Goal of the exercise: Rewrite the material from its start through the line containing "price-cell[interactable]: 13 Eur", substituting "rate-cell" for each occurrence of "price-cell" and leaving everything else unchanged.

--- START Working data ---

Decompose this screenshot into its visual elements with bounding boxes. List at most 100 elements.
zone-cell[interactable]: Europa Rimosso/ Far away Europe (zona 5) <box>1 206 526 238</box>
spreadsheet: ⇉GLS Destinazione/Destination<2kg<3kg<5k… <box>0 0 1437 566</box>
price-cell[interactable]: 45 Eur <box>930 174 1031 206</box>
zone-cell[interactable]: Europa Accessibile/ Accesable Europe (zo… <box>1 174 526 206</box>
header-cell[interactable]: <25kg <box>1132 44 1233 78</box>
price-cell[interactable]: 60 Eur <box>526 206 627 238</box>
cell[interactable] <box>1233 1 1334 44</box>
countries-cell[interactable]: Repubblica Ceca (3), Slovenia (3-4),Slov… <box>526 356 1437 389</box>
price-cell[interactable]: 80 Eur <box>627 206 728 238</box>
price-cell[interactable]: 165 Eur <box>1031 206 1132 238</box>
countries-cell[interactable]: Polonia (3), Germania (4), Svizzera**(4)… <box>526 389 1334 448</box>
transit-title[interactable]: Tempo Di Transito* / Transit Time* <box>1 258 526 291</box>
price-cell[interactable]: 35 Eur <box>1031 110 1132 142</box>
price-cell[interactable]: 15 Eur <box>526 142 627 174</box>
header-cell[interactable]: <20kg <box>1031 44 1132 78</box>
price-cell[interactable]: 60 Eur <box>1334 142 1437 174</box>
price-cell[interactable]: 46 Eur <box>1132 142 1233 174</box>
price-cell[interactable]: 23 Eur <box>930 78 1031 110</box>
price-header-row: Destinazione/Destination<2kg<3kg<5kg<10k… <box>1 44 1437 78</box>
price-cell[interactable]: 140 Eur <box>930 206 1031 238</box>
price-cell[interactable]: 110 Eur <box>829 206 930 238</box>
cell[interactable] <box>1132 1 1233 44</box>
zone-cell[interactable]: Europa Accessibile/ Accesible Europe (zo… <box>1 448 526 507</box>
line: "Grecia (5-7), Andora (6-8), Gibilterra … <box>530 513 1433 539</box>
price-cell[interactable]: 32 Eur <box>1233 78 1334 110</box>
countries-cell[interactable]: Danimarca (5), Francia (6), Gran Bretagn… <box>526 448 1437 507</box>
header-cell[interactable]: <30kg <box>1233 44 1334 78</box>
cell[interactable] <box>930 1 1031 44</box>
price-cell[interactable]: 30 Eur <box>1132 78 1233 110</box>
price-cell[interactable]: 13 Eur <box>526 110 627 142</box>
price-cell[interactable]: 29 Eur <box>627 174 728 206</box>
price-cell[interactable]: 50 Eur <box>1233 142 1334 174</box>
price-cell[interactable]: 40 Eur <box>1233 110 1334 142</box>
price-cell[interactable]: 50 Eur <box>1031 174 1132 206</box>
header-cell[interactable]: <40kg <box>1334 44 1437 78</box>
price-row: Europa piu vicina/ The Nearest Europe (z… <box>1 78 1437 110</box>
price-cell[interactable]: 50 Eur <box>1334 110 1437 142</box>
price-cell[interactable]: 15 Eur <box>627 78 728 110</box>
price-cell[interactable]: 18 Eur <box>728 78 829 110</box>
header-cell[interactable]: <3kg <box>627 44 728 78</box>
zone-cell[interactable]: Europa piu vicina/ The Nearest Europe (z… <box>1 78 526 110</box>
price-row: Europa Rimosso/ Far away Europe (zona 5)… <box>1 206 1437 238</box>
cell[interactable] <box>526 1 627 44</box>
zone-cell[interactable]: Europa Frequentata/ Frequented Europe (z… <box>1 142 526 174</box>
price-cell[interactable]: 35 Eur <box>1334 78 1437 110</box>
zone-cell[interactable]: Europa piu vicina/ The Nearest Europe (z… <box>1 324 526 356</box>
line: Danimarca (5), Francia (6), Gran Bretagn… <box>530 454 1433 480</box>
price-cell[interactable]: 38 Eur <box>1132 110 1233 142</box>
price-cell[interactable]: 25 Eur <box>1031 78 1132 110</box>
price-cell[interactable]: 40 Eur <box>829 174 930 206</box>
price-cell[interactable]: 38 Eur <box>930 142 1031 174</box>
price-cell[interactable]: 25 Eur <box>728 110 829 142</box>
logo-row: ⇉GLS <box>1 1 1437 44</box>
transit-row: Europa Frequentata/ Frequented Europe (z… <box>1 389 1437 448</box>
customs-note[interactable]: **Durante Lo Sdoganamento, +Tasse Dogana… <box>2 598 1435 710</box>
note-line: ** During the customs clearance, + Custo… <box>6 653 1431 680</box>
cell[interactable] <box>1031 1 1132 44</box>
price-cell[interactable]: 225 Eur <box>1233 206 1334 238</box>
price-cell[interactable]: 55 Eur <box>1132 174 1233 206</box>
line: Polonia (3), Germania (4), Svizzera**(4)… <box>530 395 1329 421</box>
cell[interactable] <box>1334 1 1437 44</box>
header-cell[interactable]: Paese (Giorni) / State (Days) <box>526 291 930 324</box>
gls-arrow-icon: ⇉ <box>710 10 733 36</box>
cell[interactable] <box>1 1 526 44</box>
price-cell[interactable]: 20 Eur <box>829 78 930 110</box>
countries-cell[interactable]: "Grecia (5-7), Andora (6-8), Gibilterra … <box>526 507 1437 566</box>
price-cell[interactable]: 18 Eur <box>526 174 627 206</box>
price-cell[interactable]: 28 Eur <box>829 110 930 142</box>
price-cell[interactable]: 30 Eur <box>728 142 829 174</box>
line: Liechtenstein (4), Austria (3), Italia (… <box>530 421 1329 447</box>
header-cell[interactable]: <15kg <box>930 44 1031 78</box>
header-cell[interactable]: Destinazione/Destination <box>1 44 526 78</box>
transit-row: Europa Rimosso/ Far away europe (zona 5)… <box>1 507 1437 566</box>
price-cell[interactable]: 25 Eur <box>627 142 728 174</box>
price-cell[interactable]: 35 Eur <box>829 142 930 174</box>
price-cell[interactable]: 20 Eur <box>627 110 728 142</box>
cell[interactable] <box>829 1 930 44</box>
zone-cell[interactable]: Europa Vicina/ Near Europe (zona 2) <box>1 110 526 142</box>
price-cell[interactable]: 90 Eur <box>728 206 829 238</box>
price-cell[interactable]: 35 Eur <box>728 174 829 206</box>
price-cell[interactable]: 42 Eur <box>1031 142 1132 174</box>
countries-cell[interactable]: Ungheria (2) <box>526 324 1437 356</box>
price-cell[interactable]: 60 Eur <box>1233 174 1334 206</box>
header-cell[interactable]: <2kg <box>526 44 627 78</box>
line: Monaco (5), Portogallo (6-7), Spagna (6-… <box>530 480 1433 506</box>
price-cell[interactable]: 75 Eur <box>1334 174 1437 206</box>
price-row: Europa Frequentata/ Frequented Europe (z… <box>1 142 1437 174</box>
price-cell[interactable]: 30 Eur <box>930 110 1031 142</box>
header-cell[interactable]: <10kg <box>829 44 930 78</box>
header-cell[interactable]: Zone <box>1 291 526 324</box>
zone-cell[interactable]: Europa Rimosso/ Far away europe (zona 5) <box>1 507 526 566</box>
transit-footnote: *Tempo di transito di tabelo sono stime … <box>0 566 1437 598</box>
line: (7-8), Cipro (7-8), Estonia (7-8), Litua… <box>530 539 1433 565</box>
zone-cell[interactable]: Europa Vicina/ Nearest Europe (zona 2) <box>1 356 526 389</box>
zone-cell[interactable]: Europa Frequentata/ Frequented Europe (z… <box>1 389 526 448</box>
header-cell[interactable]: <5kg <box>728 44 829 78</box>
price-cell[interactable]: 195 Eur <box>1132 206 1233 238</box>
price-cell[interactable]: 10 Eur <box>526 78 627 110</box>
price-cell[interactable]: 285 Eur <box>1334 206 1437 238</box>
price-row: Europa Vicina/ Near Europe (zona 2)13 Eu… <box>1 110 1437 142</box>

--- END Working data ---

Exercise result:
Decompose this screenshot into its visual elements with bounding boxes. List at most 100 elements.
zone-cell[interactable]: Europa Rimosso/ Far away Europe (zona 5) <box>1 206 526 238</box>
spreadsheet: ⇉GLS Destinazione/Destination<2kg<3kg<5k… <box>0 0 1437 566</box>
rate-cell[interactable]: 45 Eur <box>930 174 1031 206</box>
zone-cell[interactable]: Europa Accessibile/ Accesable Europe (zo… <box>1 174 526 206</box>
header-cell[interactable]: <25kg <box>1132 44 1233 78</box>
rate-cell[interactable]: 60 Eur <box>526 206 627 238</box>
cell[interactable] <box>1233 1 1334 44</box>
countries-cell[interactable]: Repubblica Ceca (3), Slovenia (3-4),Slov… <box>526 356 1437 389</box>
rate-cell[interactable]: 80 Eur <box>627 206 728 238</box>
rate-cell[interactable]: 165 Eur <box>1031 206 1132 238</box>
countries-cell[interactable]: Polonia (3), Germania (4), Svizzera**(4)… <box>526 389 1334 448</box>
transit-title[interactable]: Tempo Di Transito* / Transit Time* <box>1 258 526 291</box>
rate-cell[interactable]: 35 Eur <box>1031 110 1132 142</box>
rate-cell[interactable]: 15 Eur <box>526 142 627 174</box>
header-cell[interactable]: <20kg <box>1031 44 1132 78</box>
rate-cell[interactable]: 60 Eur <box>1334 142 1437 174</box>
rate-cell[interactable]: 46 Eur <box>1132 142 1233 174</box>
rate-cell[interactable]: 23 Eur <box>930 78 1031 110</box>
price-header-row: Destinazione/Destination<2kg<3kg<5kg<10k… <box>1 44 1437 78</box>
rate-cell[interactable]: 140 Eur <box>930 206 1031 238</box>
rate-cell[interactable]: 110 Eur <box>829 206 930 238</box>
cell[interactable] <box>1132 1 1233 44</box>
zone-cell[interactable]: Europa Accessibile/ Accesible Europe (zo… <box>1 448 526 507</box>
line: "Grecia (5-7), Andora (6-8), Gibilterra … <box>530 513 1433 539</box>
rate-cell[interactable]: 32 Eur <box>1233 78 1334 110</box>
countries-cell[interactable]: Danimarca (5), Francia (6), Gran Bretagn… <box>526 448 1437 507</box>
header-cell[interactable]: <30kg <box>1233 44 1334 78</box>
cell[interactable] <box>930 1 1031 44</box>
rate-cell[interactable]: 30 Eur <box>1132 78 1233 110</box>
rate-cell[interactable]: 13 Eur <box>526 110 627 142</box>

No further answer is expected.